**TASK TO CARRY OUT**
Search the entries for the word "files" and pull out each line that has it.

___

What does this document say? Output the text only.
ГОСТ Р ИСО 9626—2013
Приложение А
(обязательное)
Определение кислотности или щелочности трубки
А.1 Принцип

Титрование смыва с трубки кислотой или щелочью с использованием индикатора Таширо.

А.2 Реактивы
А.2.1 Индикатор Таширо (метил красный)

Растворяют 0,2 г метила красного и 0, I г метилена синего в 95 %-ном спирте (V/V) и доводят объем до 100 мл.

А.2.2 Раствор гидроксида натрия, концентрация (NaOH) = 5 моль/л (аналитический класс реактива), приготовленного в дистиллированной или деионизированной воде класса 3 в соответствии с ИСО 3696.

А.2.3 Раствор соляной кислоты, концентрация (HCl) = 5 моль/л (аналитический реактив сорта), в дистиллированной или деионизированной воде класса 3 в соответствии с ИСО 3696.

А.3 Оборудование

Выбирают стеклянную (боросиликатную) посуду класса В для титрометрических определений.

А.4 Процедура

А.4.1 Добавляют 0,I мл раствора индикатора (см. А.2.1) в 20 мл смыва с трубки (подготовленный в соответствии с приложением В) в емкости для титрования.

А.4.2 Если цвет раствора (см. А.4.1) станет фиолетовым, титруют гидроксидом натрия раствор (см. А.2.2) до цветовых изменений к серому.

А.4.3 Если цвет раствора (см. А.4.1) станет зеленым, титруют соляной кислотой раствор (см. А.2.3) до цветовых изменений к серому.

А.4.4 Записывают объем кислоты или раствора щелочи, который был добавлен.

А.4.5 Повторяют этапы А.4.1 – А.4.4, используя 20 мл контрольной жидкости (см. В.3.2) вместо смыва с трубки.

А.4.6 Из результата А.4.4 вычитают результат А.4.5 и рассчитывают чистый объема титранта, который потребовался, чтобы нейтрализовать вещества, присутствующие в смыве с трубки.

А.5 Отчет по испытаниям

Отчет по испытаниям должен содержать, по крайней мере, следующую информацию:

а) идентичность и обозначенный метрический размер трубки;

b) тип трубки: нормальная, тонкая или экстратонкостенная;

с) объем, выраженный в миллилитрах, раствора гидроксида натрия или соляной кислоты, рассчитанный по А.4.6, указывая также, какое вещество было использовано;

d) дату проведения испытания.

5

___

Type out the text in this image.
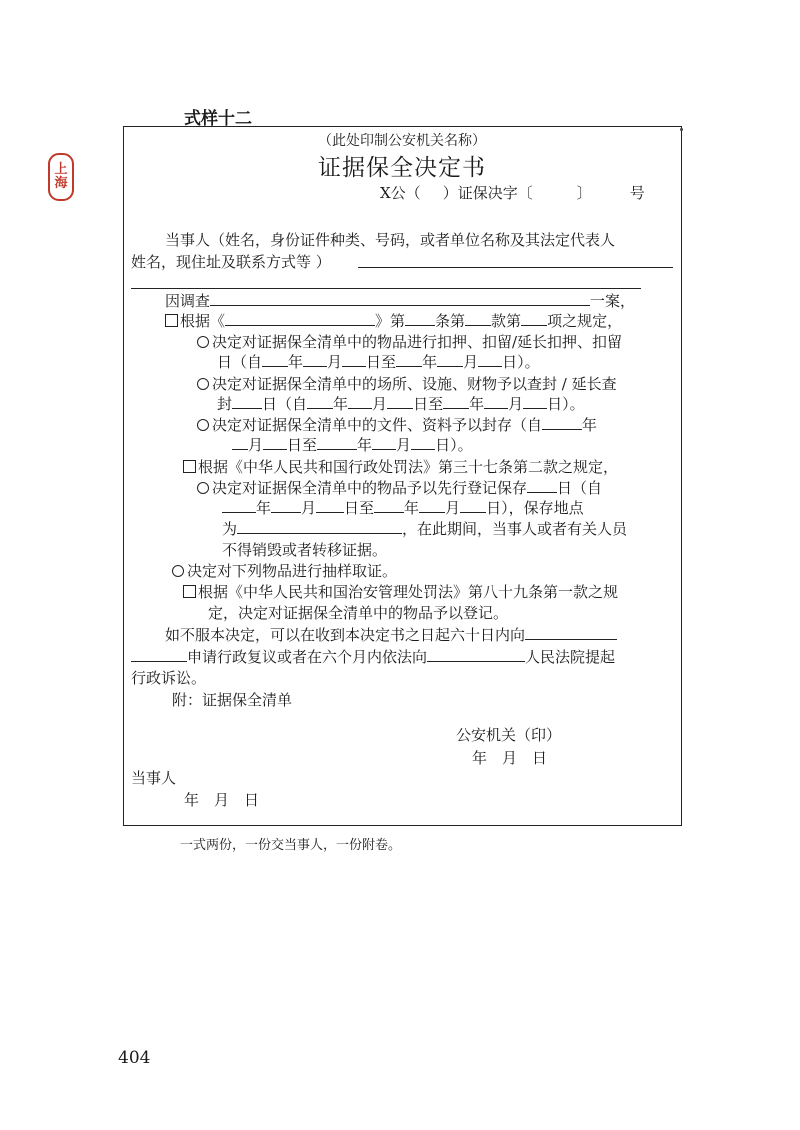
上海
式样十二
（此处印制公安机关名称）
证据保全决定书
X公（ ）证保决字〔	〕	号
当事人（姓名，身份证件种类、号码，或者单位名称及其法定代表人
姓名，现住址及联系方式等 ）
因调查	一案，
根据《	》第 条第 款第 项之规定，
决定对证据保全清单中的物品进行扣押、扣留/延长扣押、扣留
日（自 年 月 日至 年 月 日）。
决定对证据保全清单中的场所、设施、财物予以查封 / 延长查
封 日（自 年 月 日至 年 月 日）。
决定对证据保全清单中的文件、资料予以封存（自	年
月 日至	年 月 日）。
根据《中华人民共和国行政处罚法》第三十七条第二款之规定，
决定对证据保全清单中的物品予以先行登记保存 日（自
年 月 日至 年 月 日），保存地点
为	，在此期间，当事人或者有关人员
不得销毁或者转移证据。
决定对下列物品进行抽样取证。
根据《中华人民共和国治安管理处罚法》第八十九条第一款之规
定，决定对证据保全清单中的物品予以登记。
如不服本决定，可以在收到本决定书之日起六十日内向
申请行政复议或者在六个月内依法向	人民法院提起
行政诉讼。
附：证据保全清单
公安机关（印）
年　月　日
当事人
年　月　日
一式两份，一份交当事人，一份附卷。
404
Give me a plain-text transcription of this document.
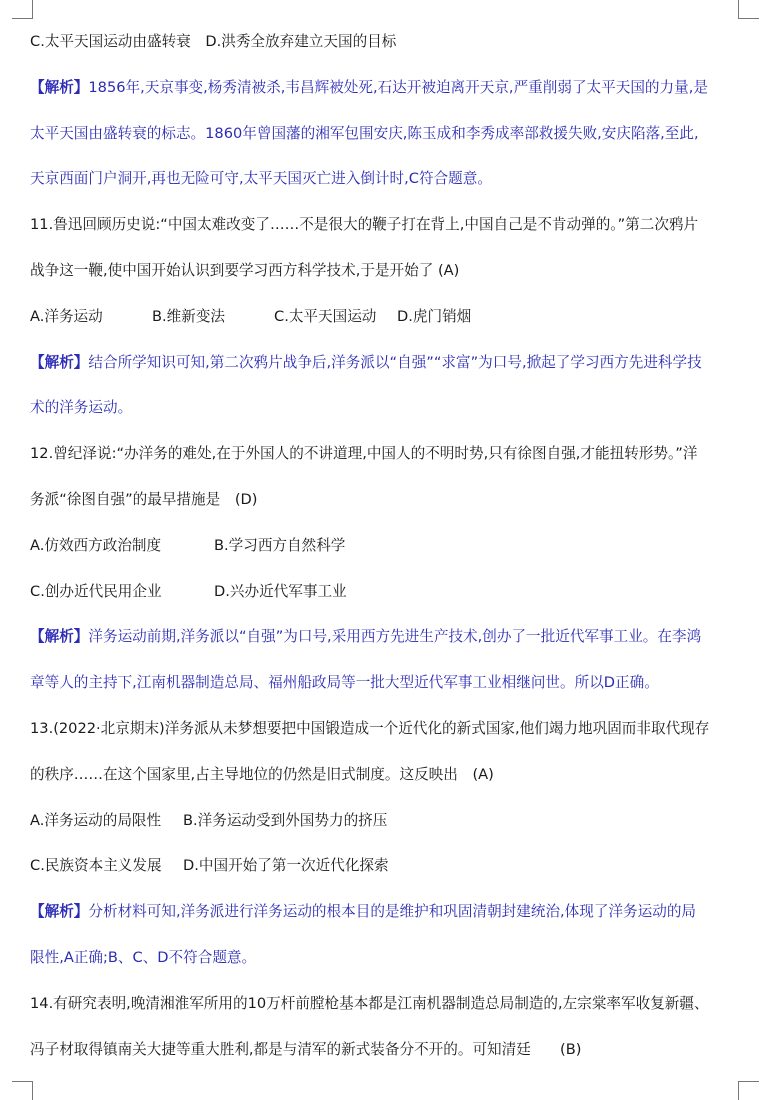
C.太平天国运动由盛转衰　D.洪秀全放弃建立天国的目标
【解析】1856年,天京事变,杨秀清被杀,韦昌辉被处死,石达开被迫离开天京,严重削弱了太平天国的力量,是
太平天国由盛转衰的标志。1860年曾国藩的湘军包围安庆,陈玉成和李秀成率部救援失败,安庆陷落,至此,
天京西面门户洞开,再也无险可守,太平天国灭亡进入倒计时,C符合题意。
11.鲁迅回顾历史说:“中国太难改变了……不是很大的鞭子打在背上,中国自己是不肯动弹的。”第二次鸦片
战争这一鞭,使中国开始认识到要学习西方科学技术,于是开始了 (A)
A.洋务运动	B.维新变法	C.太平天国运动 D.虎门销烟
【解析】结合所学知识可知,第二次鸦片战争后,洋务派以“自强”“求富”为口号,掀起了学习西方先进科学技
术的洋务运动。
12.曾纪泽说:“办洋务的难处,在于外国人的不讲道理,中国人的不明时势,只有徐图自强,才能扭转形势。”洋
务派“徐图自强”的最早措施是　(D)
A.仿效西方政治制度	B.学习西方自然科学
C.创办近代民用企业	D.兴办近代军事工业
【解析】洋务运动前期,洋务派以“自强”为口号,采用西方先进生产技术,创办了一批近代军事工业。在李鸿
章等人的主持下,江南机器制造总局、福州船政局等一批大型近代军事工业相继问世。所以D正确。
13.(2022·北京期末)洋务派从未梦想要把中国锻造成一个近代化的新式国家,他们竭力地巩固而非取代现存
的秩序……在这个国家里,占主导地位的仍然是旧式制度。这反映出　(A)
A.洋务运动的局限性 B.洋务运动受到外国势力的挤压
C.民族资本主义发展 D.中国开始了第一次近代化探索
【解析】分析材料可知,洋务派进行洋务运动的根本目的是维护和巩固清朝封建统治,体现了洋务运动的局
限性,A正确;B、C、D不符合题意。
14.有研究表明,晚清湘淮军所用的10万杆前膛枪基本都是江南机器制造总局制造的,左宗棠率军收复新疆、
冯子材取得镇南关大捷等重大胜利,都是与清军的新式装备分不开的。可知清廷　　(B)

___

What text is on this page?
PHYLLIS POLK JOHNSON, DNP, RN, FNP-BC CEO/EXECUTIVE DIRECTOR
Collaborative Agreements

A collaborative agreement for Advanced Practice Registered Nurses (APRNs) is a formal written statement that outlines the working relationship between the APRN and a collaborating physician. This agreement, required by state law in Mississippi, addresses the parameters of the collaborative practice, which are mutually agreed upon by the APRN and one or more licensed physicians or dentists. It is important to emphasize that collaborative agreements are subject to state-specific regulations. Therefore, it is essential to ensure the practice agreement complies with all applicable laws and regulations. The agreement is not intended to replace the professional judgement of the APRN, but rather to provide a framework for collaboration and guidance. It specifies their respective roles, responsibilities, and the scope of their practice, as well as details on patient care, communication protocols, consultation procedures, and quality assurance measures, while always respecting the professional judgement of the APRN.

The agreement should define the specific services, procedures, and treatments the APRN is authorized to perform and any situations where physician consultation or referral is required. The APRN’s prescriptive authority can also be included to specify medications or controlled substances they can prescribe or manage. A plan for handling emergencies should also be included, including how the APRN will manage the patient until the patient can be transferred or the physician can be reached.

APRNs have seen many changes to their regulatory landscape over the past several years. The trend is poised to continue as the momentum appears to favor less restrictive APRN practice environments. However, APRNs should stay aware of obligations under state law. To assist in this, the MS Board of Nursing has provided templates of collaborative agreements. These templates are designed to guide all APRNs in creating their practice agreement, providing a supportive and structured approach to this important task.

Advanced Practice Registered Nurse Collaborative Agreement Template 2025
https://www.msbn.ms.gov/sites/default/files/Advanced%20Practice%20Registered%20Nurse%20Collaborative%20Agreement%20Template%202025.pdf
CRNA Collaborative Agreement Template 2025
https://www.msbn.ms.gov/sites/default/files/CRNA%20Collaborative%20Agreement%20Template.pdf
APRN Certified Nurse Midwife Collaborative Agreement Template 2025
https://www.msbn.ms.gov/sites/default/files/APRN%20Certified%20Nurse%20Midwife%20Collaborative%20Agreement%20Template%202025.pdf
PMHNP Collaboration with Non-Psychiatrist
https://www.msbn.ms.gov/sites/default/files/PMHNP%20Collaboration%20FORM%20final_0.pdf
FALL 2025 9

___

**COMPLETE ANSWER**
https://www.msbn.ms.gov/sites/default/files/Advanced%20Practice%20Registered%20Nurse%20Collaborative%20Agreement%20Template%202025.pdf
https://www.msbn.ms.gov/sites/default/files/CRNA%20Collaborative%20Agreement%20Template.pdf
https://www.msbn.ms.gov/sites/default/files/APRN%20Certified%20Nurse%20Midwife%20Collaborative%20Agreement%20Template%202025.pdf
https://www.msbn.ms.gov/sites/default/files/PMHNP%20Collaboration%20FORM%20final_0.pdf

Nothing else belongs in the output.